── Records supplied

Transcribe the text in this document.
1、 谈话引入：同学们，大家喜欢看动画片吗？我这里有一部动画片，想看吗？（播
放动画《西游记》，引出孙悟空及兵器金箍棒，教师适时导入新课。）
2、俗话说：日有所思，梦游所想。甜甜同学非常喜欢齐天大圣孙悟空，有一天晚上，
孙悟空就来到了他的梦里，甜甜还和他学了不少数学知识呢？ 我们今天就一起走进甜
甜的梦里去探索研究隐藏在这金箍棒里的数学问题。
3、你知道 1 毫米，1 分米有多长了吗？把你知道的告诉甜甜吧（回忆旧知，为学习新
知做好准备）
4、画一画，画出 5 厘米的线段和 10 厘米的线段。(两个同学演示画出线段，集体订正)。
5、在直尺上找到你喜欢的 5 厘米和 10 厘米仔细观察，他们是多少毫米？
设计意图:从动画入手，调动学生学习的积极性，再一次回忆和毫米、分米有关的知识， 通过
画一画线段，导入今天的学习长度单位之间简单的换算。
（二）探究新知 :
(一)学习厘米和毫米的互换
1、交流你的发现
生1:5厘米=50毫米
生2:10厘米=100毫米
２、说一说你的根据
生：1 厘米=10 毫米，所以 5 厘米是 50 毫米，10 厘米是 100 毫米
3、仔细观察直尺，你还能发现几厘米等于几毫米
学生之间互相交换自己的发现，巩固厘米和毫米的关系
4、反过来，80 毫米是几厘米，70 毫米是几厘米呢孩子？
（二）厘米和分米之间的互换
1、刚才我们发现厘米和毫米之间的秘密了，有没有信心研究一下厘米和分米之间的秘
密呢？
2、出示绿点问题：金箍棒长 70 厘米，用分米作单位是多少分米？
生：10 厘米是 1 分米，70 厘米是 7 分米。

────

*Task details*
Copy out all of the records shown above exactly.

*Task output*
Transcribe the text in this document.
1、 谈话引入：同学们，大家喜欢看动画片吗？我这里有一部动画片，想看吗？（播
放动画《西游记》，引出孙悟空及兵器金箍棒，教师适时导入新课。）
2、俗话说：日有所思，梦游所想。甜甜同学非常喜欢齐天大圣孙悟空，有一天晚上，
孙悟空就来到了他的梦里，甜甜还和他学了不少数学知识呢？ 我们今天就一起走进甜
甜的梦里去探索研究隐藏在这金箍棒里的数学问题。
3、你知道 1 毫米，1 分米有多长了吗？把你知道的告诉甜甜吧（回忆旧知，为学习新
知做好准备）
4、画一画，画出 5 厘米的线段和 10 厘米的线段。(两个同学演示画出线段，集体订正)。
5、在直尺上找到你喜欢的 5 厘米和 10 厘米仔细观察，他们是多少毫米？
设计意图:从动画入手，调动学生学习的积极性，再一次回忆和毫米、分米有关的知识， 通过
画一画线段，导入今天的学习长度单位之间简单的换算。
（二）探究新知 :
(一)学习厘米和毫米的互换
1、交流你的发现
生1:5厘米=50毫米
生2:10厘米=100毫米
２、说一说你的根据
生：1 厘米=10 毫米，所以 5 厘米是 50 毫米，10 厘米是 100 毫米
3、仔细观察直尺，你还能发现几厘米等于几毫米
学生之间互相交换自己的发现，巩固厘米和毫米的关系
4、反过来，80 毫米是几厘米，70 毫米是几厘米呢孩子？
（二）厘米和分米之间的互换
1、刚才我们发现厘米和毫米之间的秘密了，有没有信心研究一下厘米和分米之间的秘
密呢？
2、出示绿点问题：金箍棒长 70 厘米，用分米作单位是多少分米？
生：10 厘米是 1 分米，70 厘米是 7 分米。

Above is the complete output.